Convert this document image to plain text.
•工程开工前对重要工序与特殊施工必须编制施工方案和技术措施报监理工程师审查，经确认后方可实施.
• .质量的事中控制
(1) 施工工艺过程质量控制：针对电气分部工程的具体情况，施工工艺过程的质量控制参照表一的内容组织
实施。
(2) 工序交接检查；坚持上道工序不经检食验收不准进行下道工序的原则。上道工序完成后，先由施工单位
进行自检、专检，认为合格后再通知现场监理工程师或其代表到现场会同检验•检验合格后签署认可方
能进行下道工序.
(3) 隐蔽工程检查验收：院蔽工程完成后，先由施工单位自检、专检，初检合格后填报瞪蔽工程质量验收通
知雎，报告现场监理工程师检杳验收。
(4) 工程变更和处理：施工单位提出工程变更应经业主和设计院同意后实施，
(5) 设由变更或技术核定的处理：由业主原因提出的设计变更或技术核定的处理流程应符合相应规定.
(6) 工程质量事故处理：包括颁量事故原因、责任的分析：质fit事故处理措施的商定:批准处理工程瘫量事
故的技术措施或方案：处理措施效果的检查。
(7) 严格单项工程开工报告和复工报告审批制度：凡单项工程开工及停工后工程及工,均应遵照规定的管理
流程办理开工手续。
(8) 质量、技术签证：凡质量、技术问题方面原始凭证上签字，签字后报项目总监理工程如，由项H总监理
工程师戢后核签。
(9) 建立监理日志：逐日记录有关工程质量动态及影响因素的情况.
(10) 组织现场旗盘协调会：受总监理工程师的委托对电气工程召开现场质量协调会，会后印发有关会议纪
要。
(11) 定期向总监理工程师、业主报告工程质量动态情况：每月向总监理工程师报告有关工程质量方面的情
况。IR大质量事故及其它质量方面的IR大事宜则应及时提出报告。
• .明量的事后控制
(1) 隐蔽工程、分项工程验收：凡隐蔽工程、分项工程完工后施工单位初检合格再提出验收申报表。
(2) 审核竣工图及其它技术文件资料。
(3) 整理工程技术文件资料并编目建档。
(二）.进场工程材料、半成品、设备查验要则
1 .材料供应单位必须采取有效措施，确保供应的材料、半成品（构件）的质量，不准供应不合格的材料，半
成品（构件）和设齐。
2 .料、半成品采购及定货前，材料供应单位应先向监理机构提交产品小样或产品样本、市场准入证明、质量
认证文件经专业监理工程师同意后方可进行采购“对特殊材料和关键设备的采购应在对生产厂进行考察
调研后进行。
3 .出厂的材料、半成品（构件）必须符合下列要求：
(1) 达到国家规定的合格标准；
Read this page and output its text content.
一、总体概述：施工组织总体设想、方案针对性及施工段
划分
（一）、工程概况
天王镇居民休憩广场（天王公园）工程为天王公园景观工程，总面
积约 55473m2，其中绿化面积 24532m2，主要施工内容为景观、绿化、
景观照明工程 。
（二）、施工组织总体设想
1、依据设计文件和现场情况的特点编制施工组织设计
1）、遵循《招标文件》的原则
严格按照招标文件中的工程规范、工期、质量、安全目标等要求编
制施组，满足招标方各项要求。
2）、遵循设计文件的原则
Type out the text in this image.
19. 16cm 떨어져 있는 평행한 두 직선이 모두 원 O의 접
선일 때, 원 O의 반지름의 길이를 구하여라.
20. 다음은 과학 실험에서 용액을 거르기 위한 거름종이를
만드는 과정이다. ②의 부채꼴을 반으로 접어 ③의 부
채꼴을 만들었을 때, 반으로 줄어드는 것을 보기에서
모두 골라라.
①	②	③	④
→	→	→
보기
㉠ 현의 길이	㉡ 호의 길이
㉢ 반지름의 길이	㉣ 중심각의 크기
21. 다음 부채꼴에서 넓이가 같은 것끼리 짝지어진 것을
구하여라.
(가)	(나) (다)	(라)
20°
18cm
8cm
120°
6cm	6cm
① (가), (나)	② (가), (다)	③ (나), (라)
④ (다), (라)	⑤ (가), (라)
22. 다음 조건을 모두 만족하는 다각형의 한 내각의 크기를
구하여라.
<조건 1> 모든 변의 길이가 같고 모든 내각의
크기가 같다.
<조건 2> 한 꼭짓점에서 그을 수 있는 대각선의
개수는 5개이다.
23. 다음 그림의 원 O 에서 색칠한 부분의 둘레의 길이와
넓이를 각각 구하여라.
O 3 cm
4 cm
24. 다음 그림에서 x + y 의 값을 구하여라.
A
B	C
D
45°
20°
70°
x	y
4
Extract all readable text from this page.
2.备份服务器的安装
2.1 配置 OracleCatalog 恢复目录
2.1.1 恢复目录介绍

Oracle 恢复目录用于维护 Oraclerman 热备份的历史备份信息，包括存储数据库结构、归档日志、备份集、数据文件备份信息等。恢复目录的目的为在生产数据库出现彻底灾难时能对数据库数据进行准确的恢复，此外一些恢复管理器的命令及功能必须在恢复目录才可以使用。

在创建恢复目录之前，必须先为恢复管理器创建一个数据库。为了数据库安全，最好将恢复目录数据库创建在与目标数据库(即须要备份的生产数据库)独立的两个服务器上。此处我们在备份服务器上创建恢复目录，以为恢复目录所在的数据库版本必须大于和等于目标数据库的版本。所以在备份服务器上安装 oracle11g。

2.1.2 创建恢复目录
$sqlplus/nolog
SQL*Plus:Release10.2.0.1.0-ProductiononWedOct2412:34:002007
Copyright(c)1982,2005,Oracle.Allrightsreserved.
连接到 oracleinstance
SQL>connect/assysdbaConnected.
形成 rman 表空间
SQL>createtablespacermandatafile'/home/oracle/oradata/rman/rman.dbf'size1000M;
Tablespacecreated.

^^^^

What to produce → Write the material out exactly, with nothing left out.

The reply →
Convert this document image to plain text.
•工程开工前对重要工序与特殊施工必须编制施工方案和技术措施报监理工程师审查，经确认后方可实施.
• .质量的事中控制
(1) 施工工艺过程质量控制：针对电气分部工程的具体情况，施工工艺过程的质量控制参照表一的内容组织
实施。
(2) 工序交接检查；坚持上道工序不经检食验收不准进行下道工序的原则。上道工序完成后，先由施工单位
进行自检、专检，认为合格后再通知现场监理工程师或其代表到现场会同检验•检验合格后签署认可方
能进行下道工序.
(3) 隐蔽工程检查验收：院蔽工程完成后，先由施工单位自检、专检，初检合格后填报瞪蔽工程质量验收通
知雎，报告现场监理工程师检杳验收。
(4) 工程变更和处理：施工单位提出工程变更应经业主和设计院同意后实施，
(5) 设由变更或技术核定的处理：由业主原因提出的设计变更或技术核定的处理流程应符合相应规定.
(6) 工程质量事故处理：包括颁量事故原因、责任的分析：质fit事故处理措施的商定:批准处理工程瘫量事
故的技术措施或方案：处理措施效果的检查。
(7) 严格单项工程开工报告和复工报告审批制度：凡单项工程开工及停工后工程及工,均应遵照规定的管理
流程办理开工手续。
(8) 质量、技术签证：凡质量、技术问题方面原始凭证上签字，签字后报项目总监理工程如，由项H总监理
工程师戢后核签。
(9) 建立监理日志：逐日记录有关工程质量动态及影响因素的情况.
(10) 组织现场旗盘协调会：受总监理工程师的委托对电气工程召开现场质量协调会，会后印发有关会议纪
要。
(11) 定期向总监理工程师、业主报告工程质量动态情况：每月向总监理工程师报告有关工程质量方面的情
况。IR大质量事故及其它质量方面的IR大事宜则应及时提出报告。
• .明量的事后控制
(1) 隐蔽工程、分项工程验收：凡隐蔽工程、分项工程完工后施工单位初检合格再提出验收申报表。
(2) 审核竣工图及其它技术文件资料。
(3) 整理工程技术文件资料并编目建档。
(二）.进场工程材料、半成品、设备查验要则
1 .材料供应单位必须采取有效措施，确保供应的材料、半成品（构件）的质量，不准供应不合格的材料，半
成品（构件）和设齐。
2 .料、半成品采购及定货前，材料供应单位应先向监理机构提交产品小样或产品样本、市场准入证明、质量
认证文件经专业监理工程师同意后方可进行采购“对特殊材料和关键设备的采购应在对生产厂进行考察
调研后进行。
3 .出厂的材料、半成品（构件）必须符合下列要求：
(1) 达到国家规定的合格标准；
Read this page and output its text content.
一、总体概述：施工组织总体设想、方案针对性及施工段
划分
（一）、工程概况
天王镇居民休憩广场（天王公园）工程为天王公园景观工程，总面
积约 55473m2，其中绿化面积 24532m2，主要施工内容为景观、绿化、
景观照明工程 。
（二）、施工组织总体设想
1、依据设计文件和现场情况的特点编制施工组织设计
1）、遵循《招标文件》的原则
严格按照招标文件中的工程规范、工期、质量、安全目标等要求编
制施组，满足招标方各项要求。
2）、遵循设计文件的原则
Type out the text in this image.
19. 16cm 떨어져 있는 평행한 두 직선이 모두 원 O의 접
선일 때, 원 O의 반지름의 길이를 구하여라.
20. 다음은 과학 실험에서 용액을 거르기 위한 거름종이를
만드는 과정이다. ②의 부채꼴을 반으로 접어 ③의 부
채꼴을 만들었을 때, 반으로 줄어드는 것을 보기에서
모두 골라라.
①	②	③	④
→	→	→
보기
㉠ 현의 길이	㉡ 호의 길이
㉢ 반지름의 길이	㉣ 중심각의 크기
21. 다음 부채꼴에서 넓이가 같은 것끼리 짝지어진 것을
구하여라.
(가)	(나) (다)	(라)
20°
18cm
8cm
120°
6cm	6cm
① (가), (나)	② (가), (다)	③ (나), (라)
④ (다), (라)	⑤ (가), (라)
22. 다음 조건을 모두 만족하는 다각형의 한 내각의 크기를
구하여라.
<조건 1> 모든 변의 길이가 같고 모든 내각의
크기가 같다.
<조건 2> 한 꼭짓점에서 그을 수 있는 대각선의
개수는 5개이다.
23. 다음 그림의 원 O 에서 색칠한 부분의 둘레의 길이와
넓이를 각각 구하여라.
O 3 cm
4 cm
24. 다음 그림에서 x + y 의 값을 구하여라.
A
B	C
D
45°
20°
70°
x	y
4
Extract all readable text from this page.
2.备份服务器的安装
2.1 配置 OracleCatalog 恢复目录
2.1.1 恢复目录介绍

Oracle 恢复目录用于维护 Oraclerman 热备份的历史备份信息，包括存储数据库结构、归档日志、备份集、数据文件备份信息等。恢复目录的目的为在生产数据库出现彻底灾难时能对数据库数据进行准确的恢复，此外一些恢复管理器的命令及功能必须在恢复目录才可以使用。

在创建恢复目录之前，必须先为恢复管理器创建一个数据库。为了数据库安全，最好将恢复目录数据库创建在与目标数据库(即须要备份的生产数据库)独立的两个服务器上。此处我们在备份服务器上创建恢复目录，以为恢复目录所在的数据库版本必须大于和等于目标数据库的版本。所以在备份服务器上安装 oracle11g。

2.1.2 创建恢复目录
$sqlplus/nolog
SQL*Plus:Release10.2.0.1.0-ProductiononWedOct2412:34:002007
Copyright(c)1982,2005,Oracle.Allrightsreserved.
连接到 oracleinstance
SQL>connect/assysdbaConnected.
形成 rman 表空间
SQL>createtablespacermandatafile'/home/oracle/oradata/rman/rman.dbf'size1000M;
Tablespacecreated.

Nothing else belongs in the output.